START Records supplied

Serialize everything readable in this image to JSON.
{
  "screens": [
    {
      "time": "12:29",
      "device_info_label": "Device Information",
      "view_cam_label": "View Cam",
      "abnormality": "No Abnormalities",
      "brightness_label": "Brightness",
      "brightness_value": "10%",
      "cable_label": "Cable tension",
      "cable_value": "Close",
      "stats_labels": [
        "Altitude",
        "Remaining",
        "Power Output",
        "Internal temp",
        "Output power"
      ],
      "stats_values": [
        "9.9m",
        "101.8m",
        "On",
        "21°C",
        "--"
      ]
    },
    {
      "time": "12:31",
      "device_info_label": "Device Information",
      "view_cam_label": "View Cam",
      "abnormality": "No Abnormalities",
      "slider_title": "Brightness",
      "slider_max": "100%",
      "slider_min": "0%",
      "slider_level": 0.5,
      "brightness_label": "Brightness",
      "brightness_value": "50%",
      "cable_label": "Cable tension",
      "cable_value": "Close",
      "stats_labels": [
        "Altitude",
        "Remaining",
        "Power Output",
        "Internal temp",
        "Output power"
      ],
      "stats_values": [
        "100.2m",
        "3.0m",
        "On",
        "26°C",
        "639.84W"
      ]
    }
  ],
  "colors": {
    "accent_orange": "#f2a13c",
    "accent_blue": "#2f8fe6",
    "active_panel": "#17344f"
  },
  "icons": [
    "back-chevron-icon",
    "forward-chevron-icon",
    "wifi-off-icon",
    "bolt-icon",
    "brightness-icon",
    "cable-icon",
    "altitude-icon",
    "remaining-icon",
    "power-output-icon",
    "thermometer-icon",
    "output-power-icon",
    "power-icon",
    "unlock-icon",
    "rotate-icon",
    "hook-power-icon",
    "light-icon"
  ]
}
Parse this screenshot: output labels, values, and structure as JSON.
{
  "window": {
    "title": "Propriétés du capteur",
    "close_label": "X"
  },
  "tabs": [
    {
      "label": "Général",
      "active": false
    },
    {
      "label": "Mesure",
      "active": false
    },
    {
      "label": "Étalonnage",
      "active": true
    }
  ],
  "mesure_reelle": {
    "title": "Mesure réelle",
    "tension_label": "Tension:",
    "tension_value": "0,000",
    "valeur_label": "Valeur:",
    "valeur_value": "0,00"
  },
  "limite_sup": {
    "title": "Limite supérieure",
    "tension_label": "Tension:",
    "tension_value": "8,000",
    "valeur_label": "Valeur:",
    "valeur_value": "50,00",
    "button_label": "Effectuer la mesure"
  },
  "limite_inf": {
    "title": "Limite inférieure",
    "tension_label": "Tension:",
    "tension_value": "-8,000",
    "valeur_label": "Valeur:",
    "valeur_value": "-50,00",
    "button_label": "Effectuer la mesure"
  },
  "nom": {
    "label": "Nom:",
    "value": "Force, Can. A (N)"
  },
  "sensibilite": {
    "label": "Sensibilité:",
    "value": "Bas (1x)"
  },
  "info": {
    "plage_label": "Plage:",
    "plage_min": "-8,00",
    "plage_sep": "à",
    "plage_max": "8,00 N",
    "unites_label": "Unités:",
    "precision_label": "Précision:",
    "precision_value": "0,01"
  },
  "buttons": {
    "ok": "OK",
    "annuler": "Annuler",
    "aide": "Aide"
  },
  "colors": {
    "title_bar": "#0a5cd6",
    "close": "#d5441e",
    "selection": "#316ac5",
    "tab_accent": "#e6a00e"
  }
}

END Records supplied

● **Task objective**:
Report only how many lines in the entries contain "this".

● **Task result**:
2